'''

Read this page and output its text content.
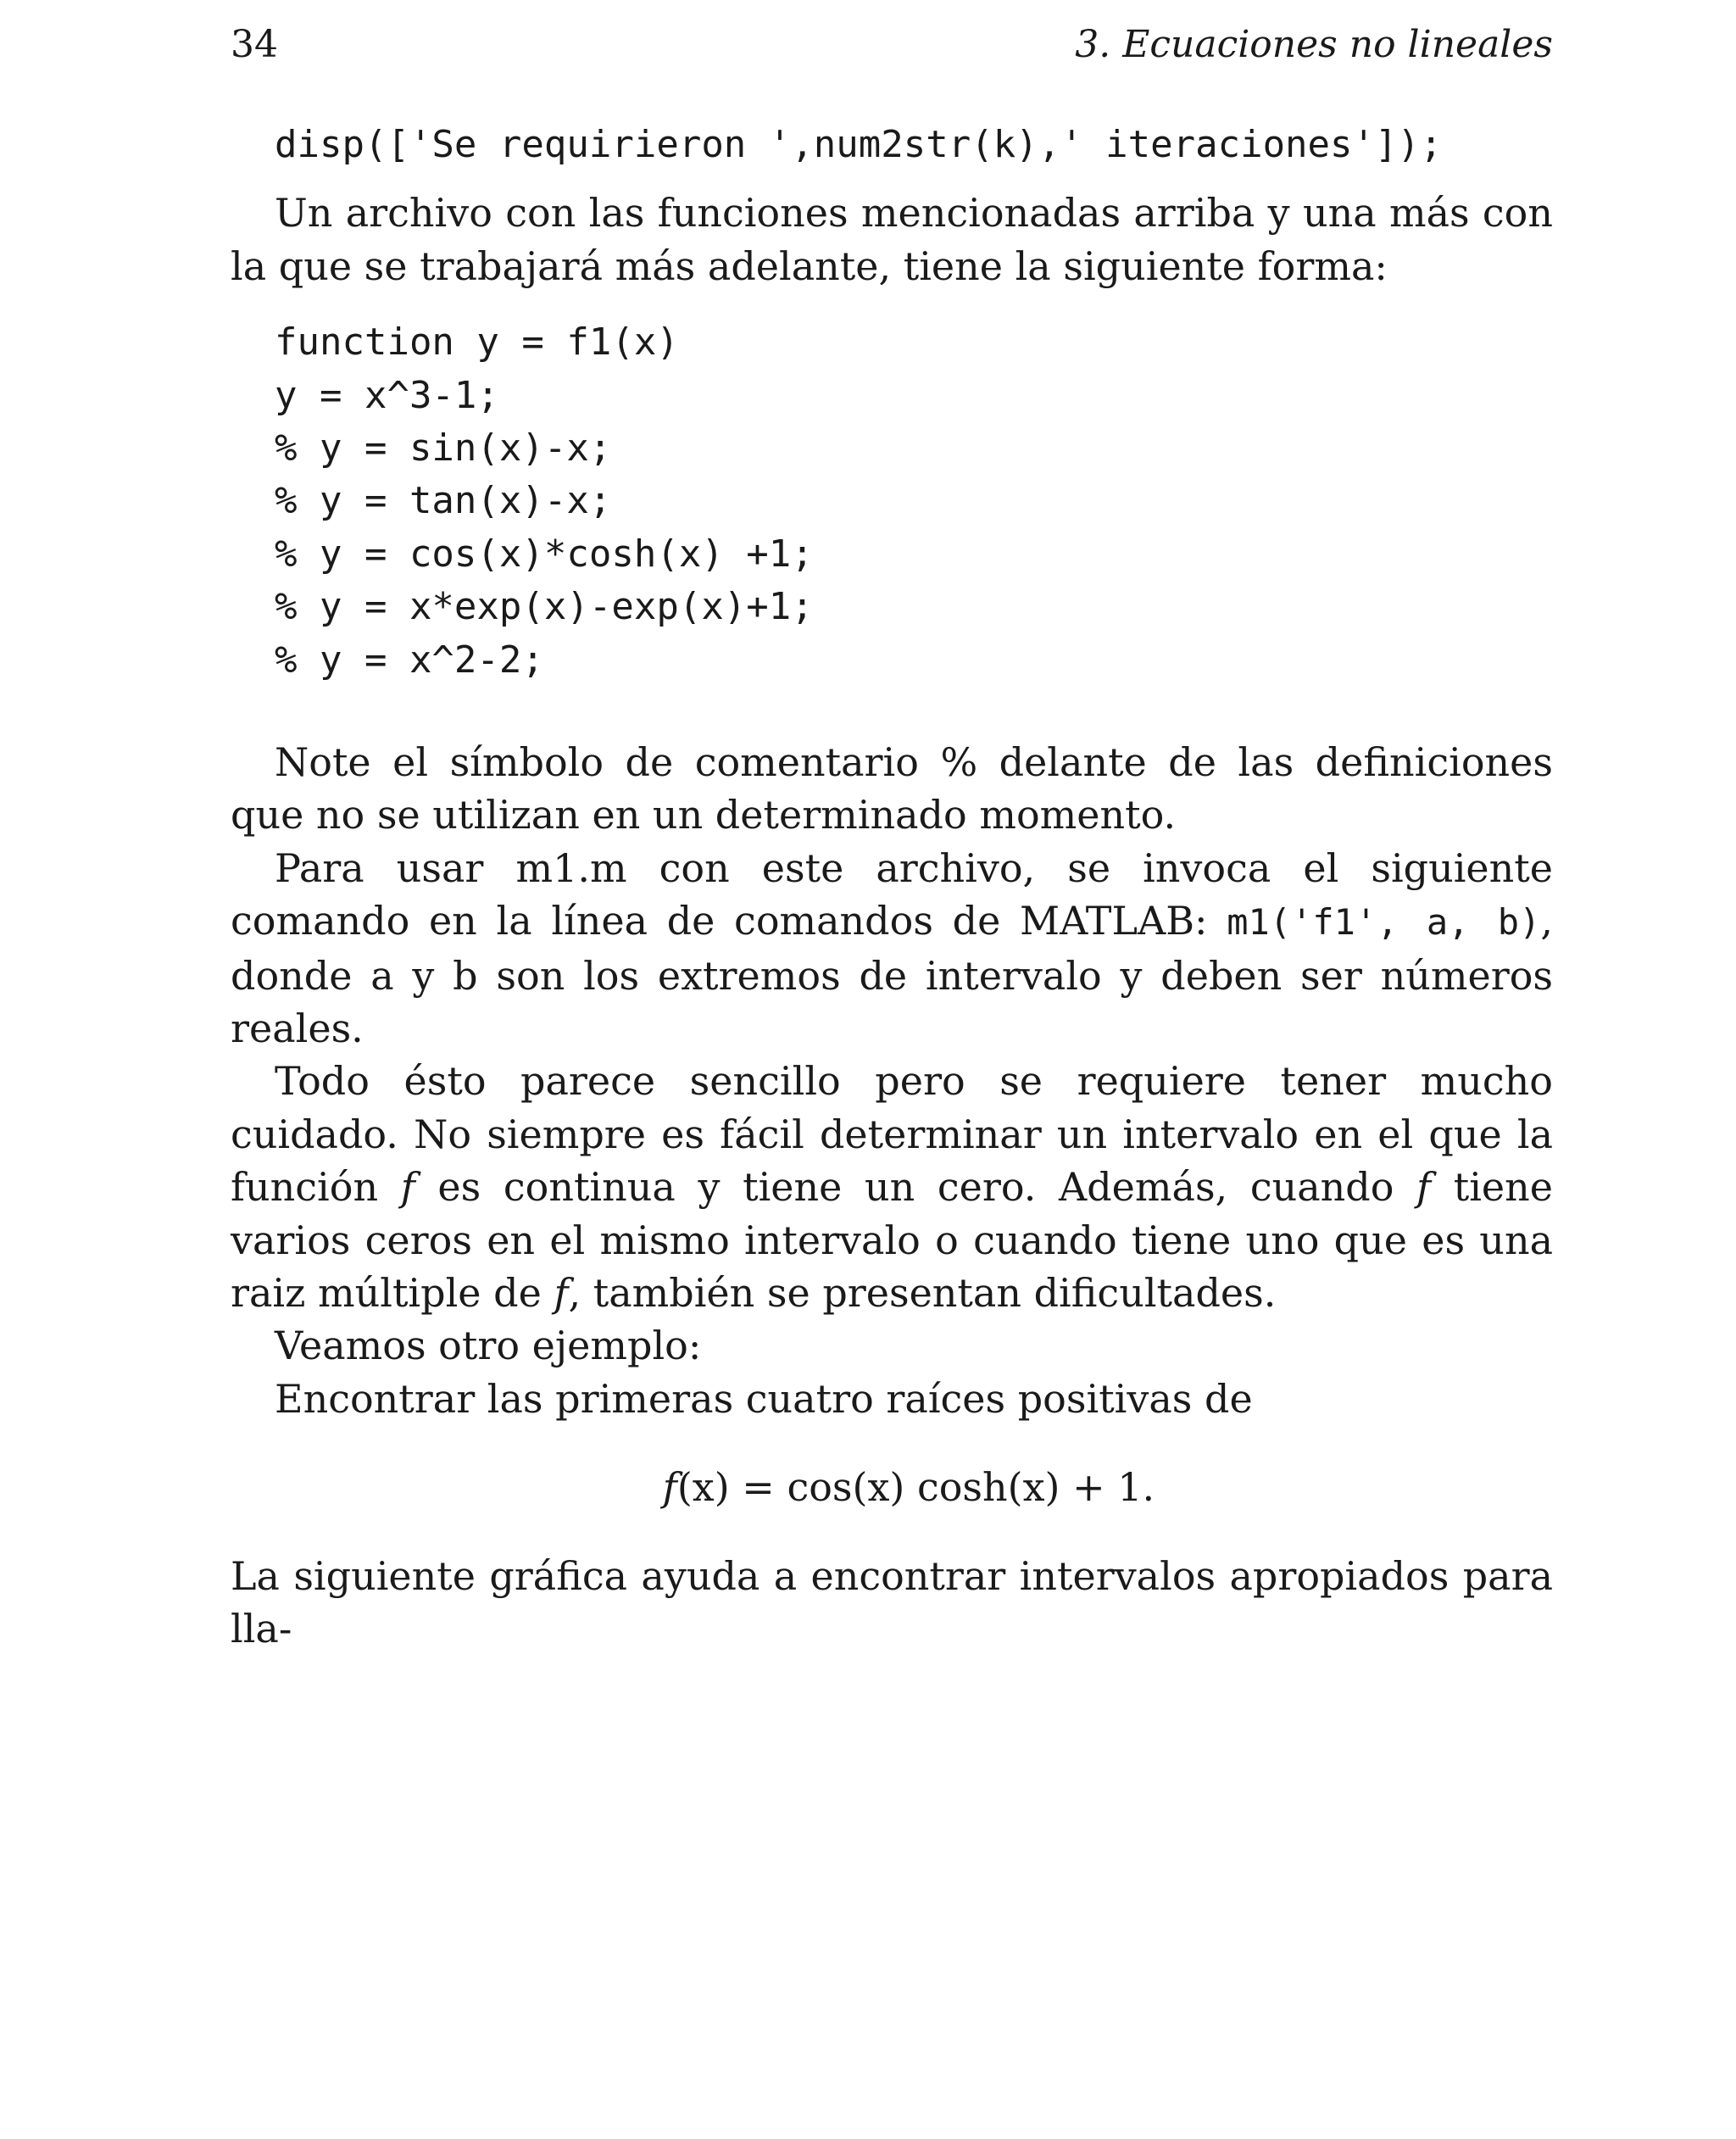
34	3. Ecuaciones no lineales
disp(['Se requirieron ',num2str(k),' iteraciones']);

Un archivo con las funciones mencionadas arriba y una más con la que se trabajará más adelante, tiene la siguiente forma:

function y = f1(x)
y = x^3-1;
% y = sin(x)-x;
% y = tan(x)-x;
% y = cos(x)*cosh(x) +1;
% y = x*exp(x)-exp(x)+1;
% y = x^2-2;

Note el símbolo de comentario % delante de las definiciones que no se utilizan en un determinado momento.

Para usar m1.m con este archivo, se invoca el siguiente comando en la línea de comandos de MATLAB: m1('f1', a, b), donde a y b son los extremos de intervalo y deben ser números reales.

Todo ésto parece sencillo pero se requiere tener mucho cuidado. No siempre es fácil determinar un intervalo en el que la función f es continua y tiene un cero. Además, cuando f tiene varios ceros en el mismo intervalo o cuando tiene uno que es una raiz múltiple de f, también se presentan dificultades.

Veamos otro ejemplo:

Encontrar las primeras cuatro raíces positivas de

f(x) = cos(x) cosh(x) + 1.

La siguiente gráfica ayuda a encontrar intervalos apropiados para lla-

'''
'''

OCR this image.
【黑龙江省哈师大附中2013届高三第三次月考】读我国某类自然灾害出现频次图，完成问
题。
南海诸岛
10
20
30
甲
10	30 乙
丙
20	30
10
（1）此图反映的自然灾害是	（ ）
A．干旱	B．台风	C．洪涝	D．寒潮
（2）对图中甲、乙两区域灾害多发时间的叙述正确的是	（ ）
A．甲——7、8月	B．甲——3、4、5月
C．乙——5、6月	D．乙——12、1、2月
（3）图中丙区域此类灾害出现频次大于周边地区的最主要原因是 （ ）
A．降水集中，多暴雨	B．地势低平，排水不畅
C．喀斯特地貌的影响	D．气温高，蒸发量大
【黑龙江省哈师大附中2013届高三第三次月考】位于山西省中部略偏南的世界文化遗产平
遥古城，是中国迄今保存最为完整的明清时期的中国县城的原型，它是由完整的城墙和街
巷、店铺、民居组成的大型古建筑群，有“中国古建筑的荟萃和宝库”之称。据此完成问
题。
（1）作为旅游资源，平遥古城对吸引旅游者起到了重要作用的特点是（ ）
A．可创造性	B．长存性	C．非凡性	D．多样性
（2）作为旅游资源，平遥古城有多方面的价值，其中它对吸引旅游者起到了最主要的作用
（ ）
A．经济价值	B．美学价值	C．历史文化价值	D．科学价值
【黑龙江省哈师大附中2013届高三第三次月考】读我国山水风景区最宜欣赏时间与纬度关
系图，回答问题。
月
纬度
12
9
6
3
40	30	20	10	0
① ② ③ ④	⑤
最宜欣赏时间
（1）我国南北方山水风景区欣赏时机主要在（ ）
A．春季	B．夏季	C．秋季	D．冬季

'''
'''

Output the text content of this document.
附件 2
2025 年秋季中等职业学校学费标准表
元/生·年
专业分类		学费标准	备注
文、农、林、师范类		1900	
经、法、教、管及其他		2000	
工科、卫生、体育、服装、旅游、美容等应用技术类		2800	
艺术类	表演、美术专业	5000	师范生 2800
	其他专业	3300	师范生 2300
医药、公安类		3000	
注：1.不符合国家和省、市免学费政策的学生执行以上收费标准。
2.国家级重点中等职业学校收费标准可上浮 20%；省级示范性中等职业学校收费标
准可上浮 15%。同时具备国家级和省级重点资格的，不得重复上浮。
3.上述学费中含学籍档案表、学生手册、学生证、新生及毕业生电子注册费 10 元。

'''

:: The request ::
Search the data for "archivo". Copy every line that has it.

:: Result of the task ::
Un archivo con las funciones mencionadas arriba y una más con la que se trabajará más adelante, tiene la siguiente forma:
Para usar m1.m con este archivo, se invoca el siguiente comando en la línea de comandos de MATLAB: m1('f1', a, b), donde a y b son los extremos de intervalo y deben ser números reales.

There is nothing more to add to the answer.